= Objective =
Retype the whole listing verbatim and keep the pictures out of it.

= Supplied data =
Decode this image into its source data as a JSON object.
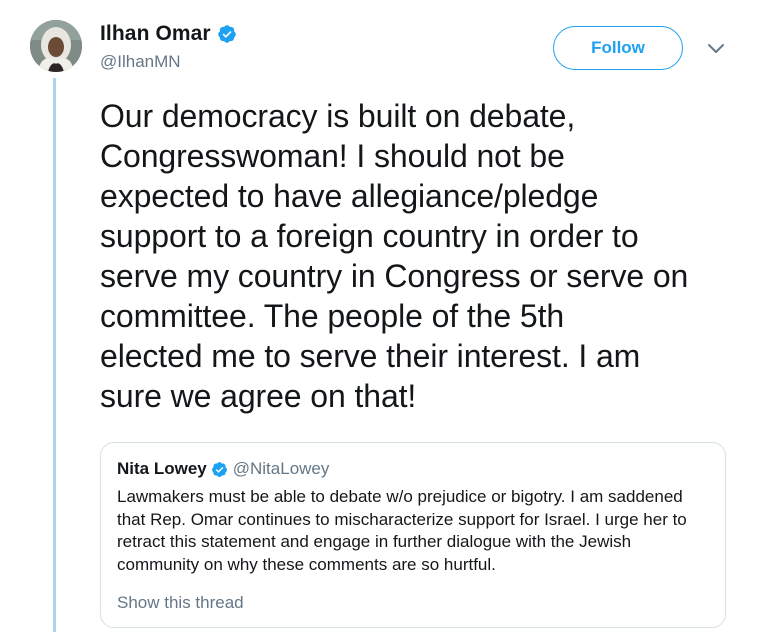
{
  "author": {
    "display_name": "Ilhan Omar",
    "handle": "@IlhanMN",
    "avatar_icon": "user-avatar",
    "verified_icon": "verified-badge-icon"
  },
  "actions": {
    "follow_label": "Follow",
    "menu_icon": "chevron-down-icon"
  },
  "tweet": {
    "text": "Our democracy is built on debate,\nCongresswoman! I should not be\nexpected to have allegiance/pledge\nsupport to a foreign country in order to\nserve my country in Congress or serve on\ncommittee. The people of the 5th\nelected me to serve their interest. I am\nsure we agree on that!"
  },
  "quoted_tweet": {
    "display_name": "Nita Lowey",
    "handle": "@NitaLowey",
    "text": "Lawmakers must be able to debate w/o prejudice or bigotry. I am saddened\nthat Rep. Omar continues to mischaracterize support for Israel. I urge her to\nretract this statement and engage in further dialogue with the Jewish\ncommunity on why these comments are so hurtful.",
    "show_thread_label": "Show this thread"
  },
  "colors": {
    "accent": "#1da1f2",
    "thread_line": "#a9d5f5",
    "secondary_text": "#657786",
    "primary_text": "#14171a",
    "card_border": "#d6e0e7"
  }
}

= Answer to the task =
Decode this image into its source data as a JSON object.
{
  "author": {
    "display_name": "Ilhan Omar",
    "handle": "@IlhanMN",
    "avatar_icon": "user-avatar",
    "verified_icon": "verified-badge-icon"
  },
  "actions": {
    "follow_label": "Follow",
    "menu_icon": "chevron-down-icon"
  },
  "tweet": {
    "text": "Our democracy is built on debate,\nCongresswoman! I should not be\nexpected to have allegiance/pledge\nsupport to a foreign country in order to\nserve my country in Congress or serve on\ncommittee. The people of the 5th\nelected me to serve their interest. I am\nsure we agree on that!"
  },
  "quoted_tweet": {
    "display_name": "Nita Lowey",
    "handle": "@NitaLowey",
    "text": "Lawmakers must be able to debate w/o prejudice or bigotry. I am saddened\nthat Rep. Omar continues to mischaracterize support for Israel. I urge her to\nretract this statement and engage in further dialogue with the Jewish\ncommunity on why these comments are so hurtful.",
    "show_thread_label": "Show this thread"
  },
  "colors": {
    "accent": "#1da1f2",
    "thread_line": "#a9d5f5",
    "secondary_text": "#657786",
    "primary_text": "#14171a",
    "card_border": "#d6e0e7"
  }
}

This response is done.